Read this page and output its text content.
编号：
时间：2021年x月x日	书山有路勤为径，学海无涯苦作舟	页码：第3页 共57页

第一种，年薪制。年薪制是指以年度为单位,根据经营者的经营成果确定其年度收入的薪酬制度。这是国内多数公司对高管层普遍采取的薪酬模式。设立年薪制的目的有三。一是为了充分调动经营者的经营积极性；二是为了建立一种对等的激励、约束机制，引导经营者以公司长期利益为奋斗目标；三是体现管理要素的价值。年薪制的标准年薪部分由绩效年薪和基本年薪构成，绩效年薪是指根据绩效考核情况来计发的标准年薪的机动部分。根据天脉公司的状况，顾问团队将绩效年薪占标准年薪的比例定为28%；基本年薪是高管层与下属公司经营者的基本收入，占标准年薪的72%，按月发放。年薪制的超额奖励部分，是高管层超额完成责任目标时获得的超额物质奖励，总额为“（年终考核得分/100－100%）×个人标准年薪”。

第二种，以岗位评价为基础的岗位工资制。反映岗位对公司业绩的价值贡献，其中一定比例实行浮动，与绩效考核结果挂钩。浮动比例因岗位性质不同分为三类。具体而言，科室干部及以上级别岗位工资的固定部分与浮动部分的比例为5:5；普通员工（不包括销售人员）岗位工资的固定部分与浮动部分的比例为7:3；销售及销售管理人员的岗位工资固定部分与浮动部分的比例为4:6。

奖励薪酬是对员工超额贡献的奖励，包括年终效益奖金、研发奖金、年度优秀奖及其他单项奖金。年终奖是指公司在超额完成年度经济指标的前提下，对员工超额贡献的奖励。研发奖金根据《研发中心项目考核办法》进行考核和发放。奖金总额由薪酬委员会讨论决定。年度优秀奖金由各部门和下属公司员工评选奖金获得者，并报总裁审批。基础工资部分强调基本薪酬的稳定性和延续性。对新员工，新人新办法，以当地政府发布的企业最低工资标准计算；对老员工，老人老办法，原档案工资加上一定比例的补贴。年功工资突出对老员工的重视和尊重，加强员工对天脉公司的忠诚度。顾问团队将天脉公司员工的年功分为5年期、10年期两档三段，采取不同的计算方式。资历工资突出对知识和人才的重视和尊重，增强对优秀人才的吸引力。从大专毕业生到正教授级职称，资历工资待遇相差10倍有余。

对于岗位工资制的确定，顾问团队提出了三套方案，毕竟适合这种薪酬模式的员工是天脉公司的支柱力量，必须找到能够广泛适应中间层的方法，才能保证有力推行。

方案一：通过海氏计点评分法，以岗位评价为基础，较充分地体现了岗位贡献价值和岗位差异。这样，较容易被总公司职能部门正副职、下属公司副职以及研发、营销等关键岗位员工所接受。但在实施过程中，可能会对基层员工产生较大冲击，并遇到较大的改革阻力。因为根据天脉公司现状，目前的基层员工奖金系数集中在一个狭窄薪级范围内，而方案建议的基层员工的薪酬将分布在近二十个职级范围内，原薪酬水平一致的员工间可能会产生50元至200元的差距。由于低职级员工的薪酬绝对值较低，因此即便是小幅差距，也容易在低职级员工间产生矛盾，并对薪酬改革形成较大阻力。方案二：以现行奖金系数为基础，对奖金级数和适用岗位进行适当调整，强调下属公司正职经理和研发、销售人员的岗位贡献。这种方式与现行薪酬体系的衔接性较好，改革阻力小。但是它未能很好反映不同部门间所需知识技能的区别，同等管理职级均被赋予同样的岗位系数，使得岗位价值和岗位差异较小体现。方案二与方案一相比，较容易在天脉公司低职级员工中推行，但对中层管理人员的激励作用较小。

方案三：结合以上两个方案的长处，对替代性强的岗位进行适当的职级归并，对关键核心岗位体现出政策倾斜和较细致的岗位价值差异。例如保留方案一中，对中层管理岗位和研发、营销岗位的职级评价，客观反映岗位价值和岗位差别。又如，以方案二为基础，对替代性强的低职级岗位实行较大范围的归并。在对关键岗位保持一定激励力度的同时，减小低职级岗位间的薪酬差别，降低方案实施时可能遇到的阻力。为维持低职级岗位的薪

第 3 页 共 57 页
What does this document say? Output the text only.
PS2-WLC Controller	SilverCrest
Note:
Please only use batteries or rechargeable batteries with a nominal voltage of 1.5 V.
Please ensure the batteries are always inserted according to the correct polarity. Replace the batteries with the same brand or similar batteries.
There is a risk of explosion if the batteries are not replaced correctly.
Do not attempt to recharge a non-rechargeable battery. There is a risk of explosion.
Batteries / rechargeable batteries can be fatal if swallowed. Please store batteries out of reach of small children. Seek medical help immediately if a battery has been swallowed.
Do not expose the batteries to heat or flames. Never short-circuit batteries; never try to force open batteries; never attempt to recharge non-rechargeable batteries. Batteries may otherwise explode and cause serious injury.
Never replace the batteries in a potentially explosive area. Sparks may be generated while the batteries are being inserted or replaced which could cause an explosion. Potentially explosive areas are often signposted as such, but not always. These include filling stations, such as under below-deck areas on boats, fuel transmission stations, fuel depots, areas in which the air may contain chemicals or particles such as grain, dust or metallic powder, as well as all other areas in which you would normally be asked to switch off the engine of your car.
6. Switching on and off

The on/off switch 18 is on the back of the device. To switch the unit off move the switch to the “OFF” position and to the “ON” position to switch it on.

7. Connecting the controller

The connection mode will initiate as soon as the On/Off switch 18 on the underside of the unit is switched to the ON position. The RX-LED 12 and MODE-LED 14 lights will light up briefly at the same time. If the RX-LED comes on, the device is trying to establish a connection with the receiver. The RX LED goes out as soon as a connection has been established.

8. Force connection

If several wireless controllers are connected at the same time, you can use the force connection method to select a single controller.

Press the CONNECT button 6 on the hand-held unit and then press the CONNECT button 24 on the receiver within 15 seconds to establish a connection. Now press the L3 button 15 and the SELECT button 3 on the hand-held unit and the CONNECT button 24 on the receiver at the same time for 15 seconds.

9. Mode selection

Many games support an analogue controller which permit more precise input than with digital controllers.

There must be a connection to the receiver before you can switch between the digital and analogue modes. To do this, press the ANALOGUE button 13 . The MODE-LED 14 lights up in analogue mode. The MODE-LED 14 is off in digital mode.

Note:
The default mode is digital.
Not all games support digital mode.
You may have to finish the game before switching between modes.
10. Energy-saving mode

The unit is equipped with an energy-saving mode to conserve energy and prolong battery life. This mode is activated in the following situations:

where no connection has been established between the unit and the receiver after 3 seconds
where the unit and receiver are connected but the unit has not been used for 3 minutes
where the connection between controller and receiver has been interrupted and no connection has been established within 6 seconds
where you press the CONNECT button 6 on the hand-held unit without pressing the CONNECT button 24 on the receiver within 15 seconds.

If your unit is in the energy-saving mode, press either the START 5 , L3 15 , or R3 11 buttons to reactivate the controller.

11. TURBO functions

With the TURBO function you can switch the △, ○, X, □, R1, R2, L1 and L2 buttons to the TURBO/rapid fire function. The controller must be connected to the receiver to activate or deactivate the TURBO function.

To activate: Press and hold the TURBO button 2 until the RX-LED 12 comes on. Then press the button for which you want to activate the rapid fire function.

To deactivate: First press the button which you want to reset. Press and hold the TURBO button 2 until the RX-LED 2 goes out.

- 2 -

********

** Exercise description **
Pick out all lines from the data above in which the word "comes" appears.

** The result **
The connection mode will initiate as soon as the On/Off switch 18 on the underside of the unit is switched to the ON position. The RX-LED 12 and MODE-LED 14 lights will light up briefly at the same time. If the RX-LED comes on, the device is trying to establish a connection with the receiver. The RX LED goes out as soon as a connection has been established.
To activate: Press and hold the TURBO button 2 until the RX-LED 12 comes on. Then press the button for which you want to activate the rapid fire function.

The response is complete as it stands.